BEGIN TASK MATERIAL

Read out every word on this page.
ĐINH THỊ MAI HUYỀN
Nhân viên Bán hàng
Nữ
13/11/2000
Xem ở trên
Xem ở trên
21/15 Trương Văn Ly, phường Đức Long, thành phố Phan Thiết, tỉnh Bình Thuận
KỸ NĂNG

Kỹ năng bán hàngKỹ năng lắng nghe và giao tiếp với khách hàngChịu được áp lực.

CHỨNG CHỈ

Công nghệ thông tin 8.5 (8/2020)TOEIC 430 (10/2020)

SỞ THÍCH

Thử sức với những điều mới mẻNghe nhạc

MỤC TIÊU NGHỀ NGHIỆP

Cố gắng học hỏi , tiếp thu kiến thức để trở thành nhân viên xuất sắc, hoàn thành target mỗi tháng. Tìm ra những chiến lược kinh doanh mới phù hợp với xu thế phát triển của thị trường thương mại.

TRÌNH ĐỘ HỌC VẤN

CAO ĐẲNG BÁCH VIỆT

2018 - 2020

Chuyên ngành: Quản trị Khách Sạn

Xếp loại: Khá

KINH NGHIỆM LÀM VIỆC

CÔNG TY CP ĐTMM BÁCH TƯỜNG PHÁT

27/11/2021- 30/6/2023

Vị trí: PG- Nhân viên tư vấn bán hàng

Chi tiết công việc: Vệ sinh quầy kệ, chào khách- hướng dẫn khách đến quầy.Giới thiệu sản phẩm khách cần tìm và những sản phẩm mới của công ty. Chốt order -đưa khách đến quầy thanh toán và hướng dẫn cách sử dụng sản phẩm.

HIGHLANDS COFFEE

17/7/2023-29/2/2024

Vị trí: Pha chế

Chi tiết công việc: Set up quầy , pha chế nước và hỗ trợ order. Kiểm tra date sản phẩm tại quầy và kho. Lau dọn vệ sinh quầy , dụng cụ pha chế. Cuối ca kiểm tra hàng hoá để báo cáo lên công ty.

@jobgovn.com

END TASK MATERIAL

* YOUR GOAL
From the listing above, reproduce all the lines exactly.

* ANSWER FOR THIS EXERCISE
Read out every word on this page.
ĐINH THỊ MAI HUYỀN
Nhân viên Bán hàng
Nữ
13/11/2000
Xem ở trên
Xem ở trên
21/15 Trương Văn Ly, phường Đức Long, thành phố Phan Thiết, tỉnh Bình Thuận
KỸ NĂNG

Kỹ năng bán hàngKỹ năng lắng nghe và giao tiếp với khách hàngChịu được áp lực.

CHỨNG CHỈ

Công nghệ thông tin 8.5 (8/2020)TOEIC 430 (10/2020)

SỞ THÍCH

Thử sức với những điều mới mẻNghe nhạc

MỤC TIÊU NGHỀ NGHIỆP

Cố gắng học hỏi , tiếp thu kiến thức để trở thành nhân viên xuất sắc, hoàn thành target mỗi tháng. Tìm ra những chiến lược kinh doanh mới phù hợp với xu thế phát triển của thị trường thương mại.

TRÌNH ĐỘ HỌC VẤN

CAO ĐẲNG BÁCH VIỆT

2018 - 2020

Chuyên ngành: Quản trị Khách Sạn

Xếp loại: Khá

KINH NGHIỆM LÀM VIỆC

CÔNG TY CP ĐTMM BÁCH TƯỜNG PHÁT

27/11/2021- 30/6/2023

Vị trí: PG- Nhân viên tư vấn bán hàng

Chi tiết công việc: Vệ sinh quầy kệ, chào khách- hướng dẫn khách đến quầy.Giới thiệu sản phẩm khách cần tìm và những sản phẩm mới của công ty. Chốt order -đưa khách đến quầy thanh toán và hướng dẫn cách sử dụng sản phẩm.

HIGHLANDS COFFEE

17/7/2023-29/2/2024

Vị trí: Pha chế

Chi tiết công việc: Set up quầy , pha chế nước và hỗ trợ order. Kiểm tra date sản phẩm tại quầy và kho. Lau dọn vệ sinh quầy , dụng cụ pha chế. Cuối ca kiểm tra hàng hoá để báo cáo lên công ty.

@jobgovn.com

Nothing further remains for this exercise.